**Exercise inputs**.
----------------

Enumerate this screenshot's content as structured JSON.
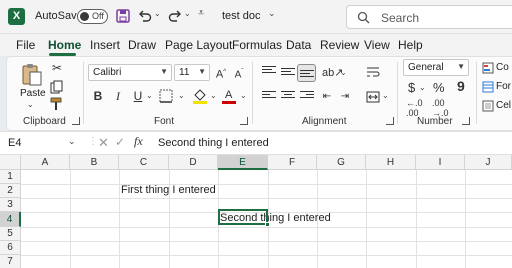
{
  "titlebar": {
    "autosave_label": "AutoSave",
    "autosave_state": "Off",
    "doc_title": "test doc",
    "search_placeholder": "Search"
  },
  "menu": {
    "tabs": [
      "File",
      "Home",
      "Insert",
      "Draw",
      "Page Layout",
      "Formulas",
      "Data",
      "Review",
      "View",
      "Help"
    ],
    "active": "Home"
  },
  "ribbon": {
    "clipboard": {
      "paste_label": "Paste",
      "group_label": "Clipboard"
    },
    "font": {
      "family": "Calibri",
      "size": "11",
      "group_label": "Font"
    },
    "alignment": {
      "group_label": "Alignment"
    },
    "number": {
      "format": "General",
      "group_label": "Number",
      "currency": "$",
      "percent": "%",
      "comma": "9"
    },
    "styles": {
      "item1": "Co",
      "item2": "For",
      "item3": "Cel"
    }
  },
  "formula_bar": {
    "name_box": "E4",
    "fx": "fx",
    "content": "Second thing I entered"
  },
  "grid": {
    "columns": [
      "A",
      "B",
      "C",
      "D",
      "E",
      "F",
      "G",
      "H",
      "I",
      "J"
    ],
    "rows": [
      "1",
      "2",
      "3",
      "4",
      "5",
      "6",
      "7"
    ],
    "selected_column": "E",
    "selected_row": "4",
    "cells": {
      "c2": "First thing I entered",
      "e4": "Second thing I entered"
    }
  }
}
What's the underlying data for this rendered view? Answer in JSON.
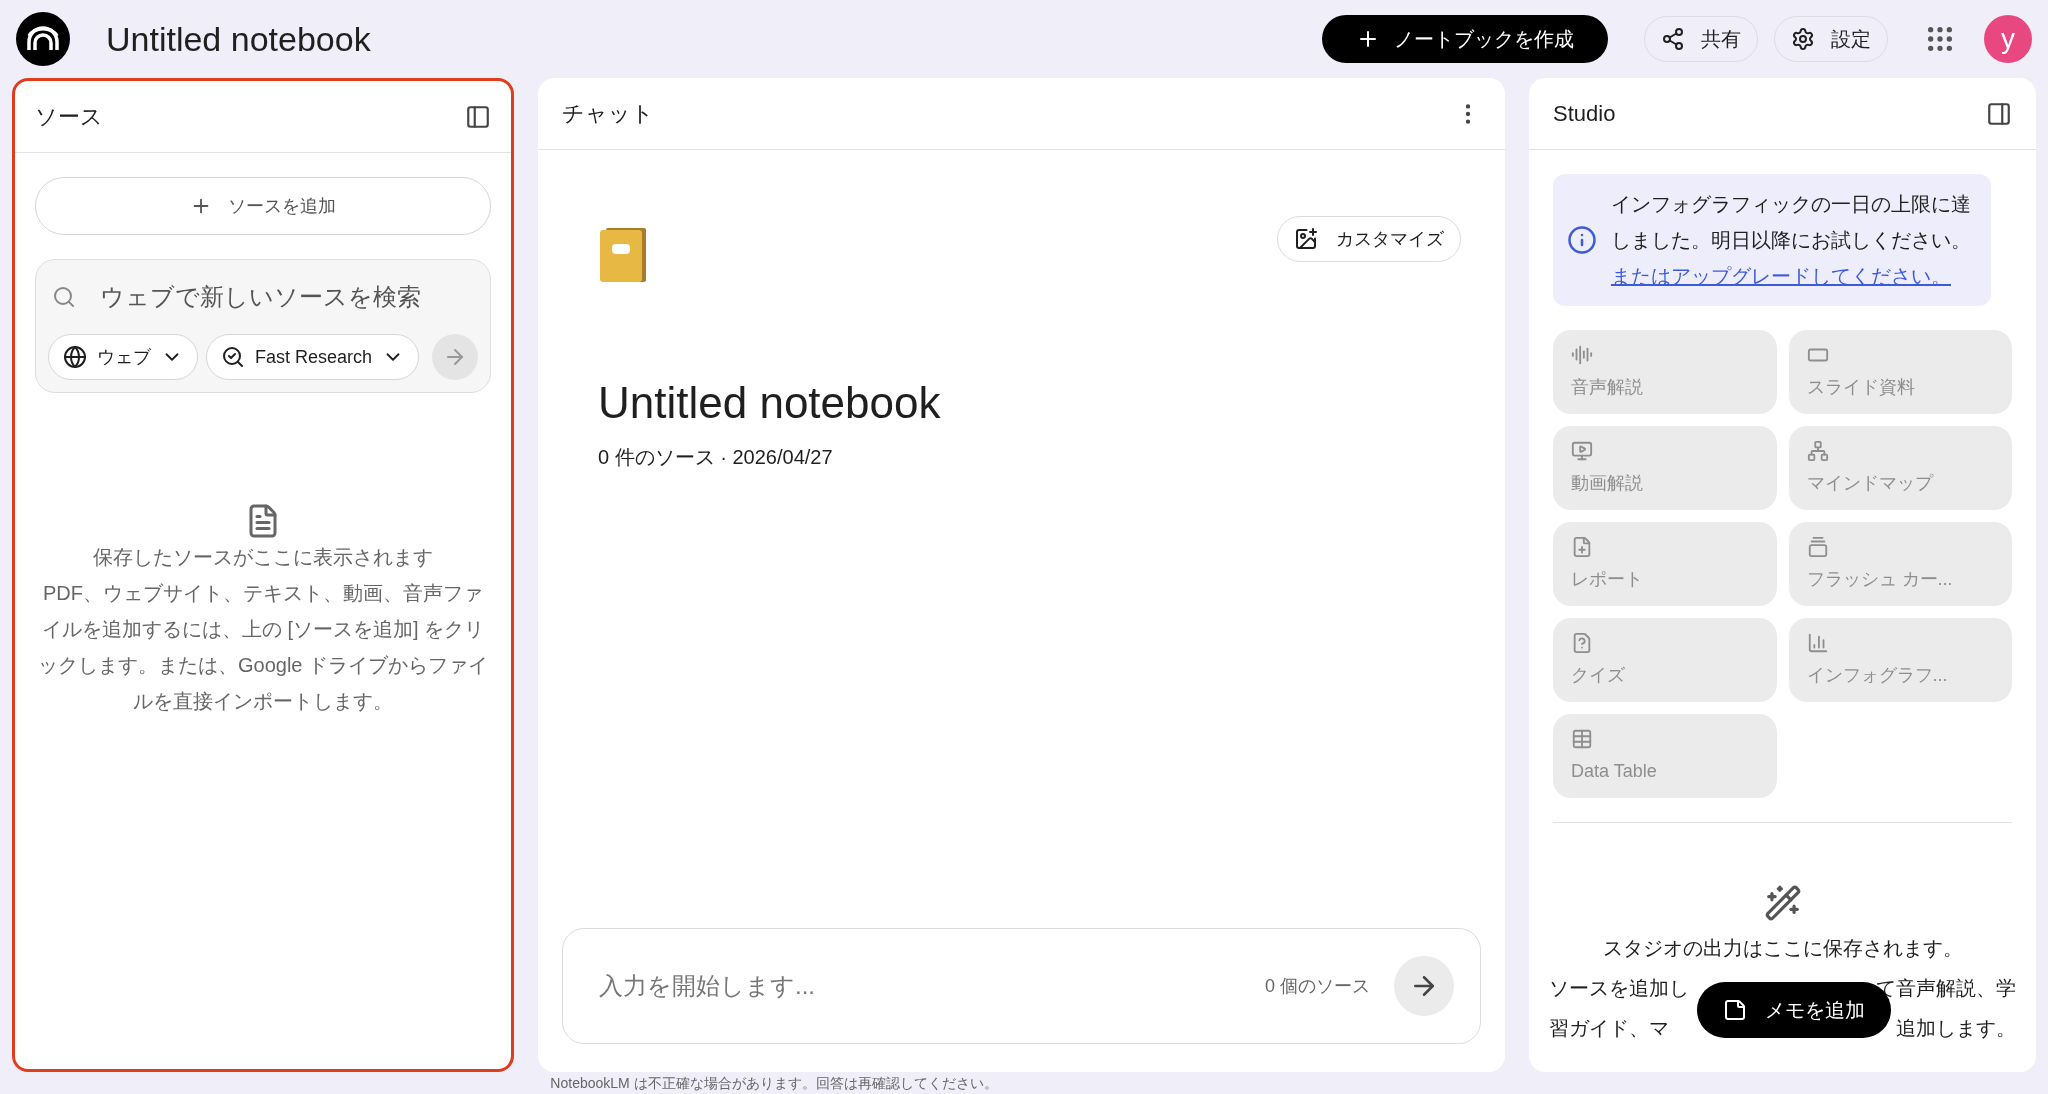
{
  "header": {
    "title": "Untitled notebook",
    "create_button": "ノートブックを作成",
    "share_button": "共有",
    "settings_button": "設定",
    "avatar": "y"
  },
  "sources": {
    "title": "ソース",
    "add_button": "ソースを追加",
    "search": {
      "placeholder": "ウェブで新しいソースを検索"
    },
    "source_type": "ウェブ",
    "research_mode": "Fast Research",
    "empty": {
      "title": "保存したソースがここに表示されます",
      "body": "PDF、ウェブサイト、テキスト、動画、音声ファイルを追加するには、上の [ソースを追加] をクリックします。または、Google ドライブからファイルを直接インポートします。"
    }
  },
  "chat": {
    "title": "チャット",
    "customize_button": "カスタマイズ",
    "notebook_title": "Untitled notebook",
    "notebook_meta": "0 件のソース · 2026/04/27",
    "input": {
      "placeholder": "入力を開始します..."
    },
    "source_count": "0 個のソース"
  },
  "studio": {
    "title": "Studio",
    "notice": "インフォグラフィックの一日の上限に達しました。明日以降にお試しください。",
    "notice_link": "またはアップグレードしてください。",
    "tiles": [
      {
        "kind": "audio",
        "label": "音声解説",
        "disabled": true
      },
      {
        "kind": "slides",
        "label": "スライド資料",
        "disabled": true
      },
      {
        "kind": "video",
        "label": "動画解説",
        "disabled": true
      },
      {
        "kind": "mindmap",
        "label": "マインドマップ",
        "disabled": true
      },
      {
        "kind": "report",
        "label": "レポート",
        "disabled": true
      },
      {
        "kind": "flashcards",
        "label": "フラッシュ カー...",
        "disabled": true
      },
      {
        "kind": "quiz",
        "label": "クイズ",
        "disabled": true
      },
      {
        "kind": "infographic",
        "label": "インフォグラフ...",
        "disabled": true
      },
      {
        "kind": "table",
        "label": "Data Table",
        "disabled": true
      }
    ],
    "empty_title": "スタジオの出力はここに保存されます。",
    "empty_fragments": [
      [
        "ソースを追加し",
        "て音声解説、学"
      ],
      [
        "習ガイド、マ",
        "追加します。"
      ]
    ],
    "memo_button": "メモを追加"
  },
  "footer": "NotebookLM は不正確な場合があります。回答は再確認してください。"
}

----------------

**Work to do**.
Word for word, quote the lines above. Omit the pictures.

**Exercise answer**.
Enumerate this screenshot's content as structured JSON.
{
  "titlebar": {
    "autosave_label": "AutoSave",
    "autosave_state": "Off",
    "doc_title": "test doc",
    "search_placeholder": "Search"
  },
  "menu": {
    "tabs": [
      "File",
      "Home",
      "Insert",
      "Draw",
      "Page Layout",
      "Formulas",
      "Data",
      "Review",
      "View",
      "Help"
    ],
    "active": "Home"
  },
  "ribbon": {
    "clipboard": {
      "paste_label": "Paste",
      "group_label": "Clipboard"
    },
    "font": {
      "family": "Calibri",
      "size": "11",
      "group_label": "Font"
    },
    "alignment": {
      "group_label": "Alignment"
    },
    "number": {
      "format": "General",
      "group_label": "Number",
      "currency": "$",
      "percent": "%",
      "comma": "9"
    },
    "styles": {
      "item1": "Co",
      "item2": "For",
      "item3": "Cel"
    }
  },
  "formula_bar": {
    "name_box": "E4",
    "fx": "fx",
    "content": "Second thing I entered"
  },
  "grid": {
    "columns": [
      "A",
      "B",
      "C",
      "D",
      "E",
      "F",
      "G",
      "H",
      "I",
      "J"
    ],
    "rows": [
      "1",
      "2",
      "3",
      "4",
      "5",
      "6",
      "7"
    ],
    "selected_column": "E",
    "selected_row": "4",
    "cells": {
      "c2": "First thing I entered",
      "e4": "Second thing I entered"
    }
  }
}
What's the underlying data for this rendered view? Answer in JSON.
{
  "header": {
    "title": "Untitled notebook",
    "create_button": "ノートブックを作成",
    "share_button": "共有",
    "settings_button": "設定",
    "avatar": "y"
  },
  "sources": {
    "title": "ソース",
    "add_button": "ソースを追加",
    "search": {
      "placeholder": "ウェブで新しいソースを検索"
    },
    "source_type": "ウェブ",
    "research_mode": "Fast Research",
    "empty": {
      "title": "保存したソースがここに表示されます",
      "body": "PDF、ウェブサイト、テキスト、動画、音声ファイルを追加するには、上の [ソースを追加] をクリックします。または、Google ドライブからファイルを直接インポートします。"
    }
  },
  "chat": {
    "title": "チャット",
    "customize_button": "カスタマイズ",
    "notebook_title": "Untitled notebook",
    "notebook_meta": "0 件のソース · 2026/04/27",
    "input": {
      "placeholder": "入力を開始します..."
    },
    "source_count": "0 個のソース"
  },
  "studio": {
    "title": "Studio",
    "notice": "インフォグラフィックの一日の上限に達しました。明日以降にお試しください。",
    "notice_link": "またはアップグレードしてください。",
    "tiles": [
      {
        "kind": "audio",
        "label": "音声解説",
        "disabled": true
      },
      {
        "kind": "slides",
        "label": "スライド資料",
        "disabled": true
      },
      {
        "kind": "video",
        "label": "動画解説",
        "disabled": true
      },
      {
        "kind": "mindmap",
        "label": "マインドマップ",
        "disabled": true
      },
      {
        "kind": "report",
        "label": "レポート",
        "disabled": true
      },
      {
        "kind": "flashcards",
        "label": "フラッシュ カー...",
        "disabled": true
      },
      {
        "kind": "quiz",
        "label": "クイズ",
        "disabled": true
      },
      {
        "kind": "infographic",
        "label": "インフォグラフ...",
        "disabled": true
      },
      {
        "kind": "table",
        "label": "Data Table",
        "disabled": true
      }
    ],
    "empty_title": "スタジオの出力はここに保存されます。",
    "empty_fragments": [
      [
        "ソースを追加し",
        "て音声解説、学"
      ],
      [
        "習ガイド、マ",
        "追加します。"
      ]
    ],
    "memo_button": "メモを追加"
  },
  "footer": "NotebookLM は不正確な場合があります。回答は再確認してください。"
}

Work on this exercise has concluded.